▶ **Page text**:
▬▬▬▬▬▬▬▬▬▬

Hacker News new | ask | show | jobs
by cs702 2791 days ago
Based on a first glance, this looks like fabulous work. I've added it to my reading list. Thank you for sharing it!

The first question that comes to mind is whether this property and its implications might hold for deep "contextualized" word embeddings such as ELMo[a], which, as I'm sure you're aware, have proven superior to "shallow" word embeddings like Word2Vec/SGNS and GloVe in a growing range of NLP tasks.

A deep contextualized word embedding model maps words like "leaves" very differently depending on context. For example, the deep contextualized vector for the word "leaves" in the sentence "In the Fall, children love to play in the leaves" will be closer to the vector for "foliage" than to the vector for "leaves" in the sentence "Children don't like it when their father leaves for work," which will be closer to the vector for "departs."

I strongly suspect the csPMI property and its implications would hold for the pair (vector("leaves"), vector("foliage")) in the first case and for the pair (vector("leaves"), vector("departs")) in the second case.

What are your (speculative) thoughts on this?

[a] https://allennlp.org/elmo

1 comments

Interesting question! I think you have the right idea: the GloVe or SGNS vector for a word is some composition of the word sense representations. The number of senses for a word isn't necessarily finite either -- one could argue that each possible context a word could appear in denotes a unique word sense.

▬▬▬▬▬▬▬▬▬▬

▶ **Data supplied**:
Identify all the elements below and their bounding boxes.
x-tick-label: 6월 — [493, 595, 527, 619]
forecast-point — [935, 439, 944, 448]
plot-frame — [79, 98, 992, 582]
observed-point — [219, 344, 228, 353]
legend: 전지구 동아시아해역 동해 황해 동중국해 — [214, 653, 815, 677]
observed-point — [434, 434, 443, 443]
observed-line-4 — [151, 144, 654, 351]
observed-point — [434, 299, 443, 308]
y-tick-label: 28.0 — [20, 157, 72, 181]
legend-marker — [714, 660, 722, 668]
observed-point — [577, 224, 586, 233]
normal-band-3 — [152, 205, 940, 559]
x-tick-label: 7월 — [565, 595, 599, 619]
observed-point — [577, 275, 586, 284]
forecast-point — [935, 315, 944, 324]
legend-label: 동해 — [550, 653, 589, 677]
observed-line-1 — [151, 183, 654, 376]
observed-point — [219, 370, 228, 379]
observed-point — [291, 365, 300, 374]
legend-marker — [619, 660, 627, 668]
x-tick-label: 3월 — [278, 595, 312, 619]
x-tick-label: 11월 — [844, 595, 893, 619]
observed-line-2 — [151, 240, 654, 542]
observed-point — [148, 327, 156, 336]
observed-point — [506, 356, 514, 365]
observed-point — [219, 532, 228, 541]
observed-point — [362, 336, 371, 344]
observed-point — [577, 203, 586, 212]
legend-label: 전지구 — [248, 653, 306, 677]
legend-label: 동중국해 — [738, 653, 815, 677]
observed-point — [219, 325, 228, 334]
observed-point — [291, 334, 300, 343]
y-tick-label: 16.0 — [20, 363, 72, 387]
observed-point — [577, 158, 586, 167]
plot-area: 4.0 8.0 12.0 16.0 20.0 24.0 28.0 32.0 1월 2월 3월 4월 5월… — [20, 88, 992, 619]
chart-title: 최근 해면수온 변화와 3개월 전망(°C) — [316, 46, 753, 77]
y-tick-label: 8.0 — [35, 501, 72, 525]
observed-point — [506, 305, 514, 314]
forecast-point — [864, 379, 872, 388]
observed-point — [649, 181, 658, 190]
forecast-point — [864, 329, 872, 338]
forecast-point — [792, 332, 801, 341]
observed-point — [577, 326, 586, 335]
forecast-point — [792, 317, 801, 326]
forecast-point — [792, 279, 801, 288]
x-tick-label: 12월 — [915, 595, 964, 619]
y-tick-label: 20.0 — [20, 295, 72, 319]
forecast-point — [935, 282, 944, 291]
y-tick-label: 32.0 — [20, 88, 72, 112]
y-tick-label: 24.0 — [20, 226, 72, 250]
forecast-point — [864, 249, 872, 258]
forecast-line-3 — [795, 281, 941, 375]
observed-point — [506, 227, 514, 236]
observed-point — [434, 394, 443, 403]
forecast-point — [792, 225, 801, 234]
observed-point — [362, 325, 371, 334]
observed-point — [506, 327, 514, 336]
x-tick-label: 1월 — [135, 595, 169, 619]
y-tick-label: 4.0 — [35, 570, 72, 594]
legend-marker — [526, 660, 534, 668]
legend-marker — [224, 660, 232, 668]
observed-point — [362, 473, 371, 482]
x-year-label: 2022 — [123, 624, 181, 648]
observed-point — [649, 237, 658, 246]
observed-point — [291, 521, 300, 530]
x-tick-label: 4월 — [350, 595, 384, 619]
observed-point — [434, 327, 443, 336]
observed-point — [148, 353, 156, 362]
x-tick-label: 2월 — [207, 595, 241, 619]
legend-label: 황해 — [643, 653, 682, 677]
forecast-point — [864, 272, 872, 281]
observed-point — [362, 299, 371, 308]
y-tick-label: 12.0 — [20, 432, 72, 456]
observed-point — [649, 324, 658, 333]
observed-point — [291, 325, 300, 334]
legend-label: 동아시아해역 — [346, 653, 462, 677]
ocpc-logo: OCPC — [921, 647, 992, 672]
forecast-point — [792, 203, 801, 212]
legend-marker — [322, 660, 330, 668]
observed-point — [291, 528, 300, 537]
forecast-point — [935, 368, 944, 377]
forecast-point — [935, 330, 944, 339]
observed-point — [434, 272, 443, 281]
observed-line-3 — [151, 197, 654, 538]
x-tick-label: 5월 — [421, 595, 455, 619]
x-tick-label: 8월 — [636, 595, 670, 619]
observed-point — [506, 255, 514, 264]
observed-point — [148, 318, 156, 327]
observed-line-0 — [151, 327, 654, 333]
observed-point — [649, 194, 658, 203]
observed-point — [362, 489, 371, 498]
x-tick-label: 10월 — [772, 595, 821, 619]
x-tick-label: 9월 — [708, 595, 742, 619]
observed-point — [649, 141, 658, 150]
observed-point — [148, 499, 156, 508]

▬▬▬▬▬▬▬▬▬▬

▶ **Brief 1**: Restate the thread starting with "I strongly suspect" and going on through "unique word sense.", renaming "csPMI" to "PMI".
▶ **Brief 2**: According to the thread, which word's vector will "leaves" be closer to in the sentence "In the Fall, children love to play in the leaves"?
▶ **Brief 3**: Rewrite the paragraph of the thread that begins "A deep contextualized word embedding model" more briefly, keeping its main facts.

▶ **Full solution 1**:
I strongly suspect the PMI property and its implications would hold for the pair (vector("leaves"), vector("foliage")) in the first case and for the pair (vector("leaves"), vector("departs")) in the second case.

What are your (speculative) thoughts on this?

[a] https://allennlp.org/elmo

1 comments

Interesting question! I think you have the right idea: the GloVe or SGNS vector for a word is some composition of the word sense representations. The number of senses for a word isn't necessarily finite either -- one could argue that each possible context a word could appear in denotes a unique word sense.

▶ **Full solution 2**: "foliage"

▶ **Full solution 3**: A deep contextualized embedding model maps a word like "leaves" differently depending on context. In "In the Fall, children love to play in the leaves," its vector is closer to "foliage." In "Children don't like it when their father leaves for work," it is closer to "departs."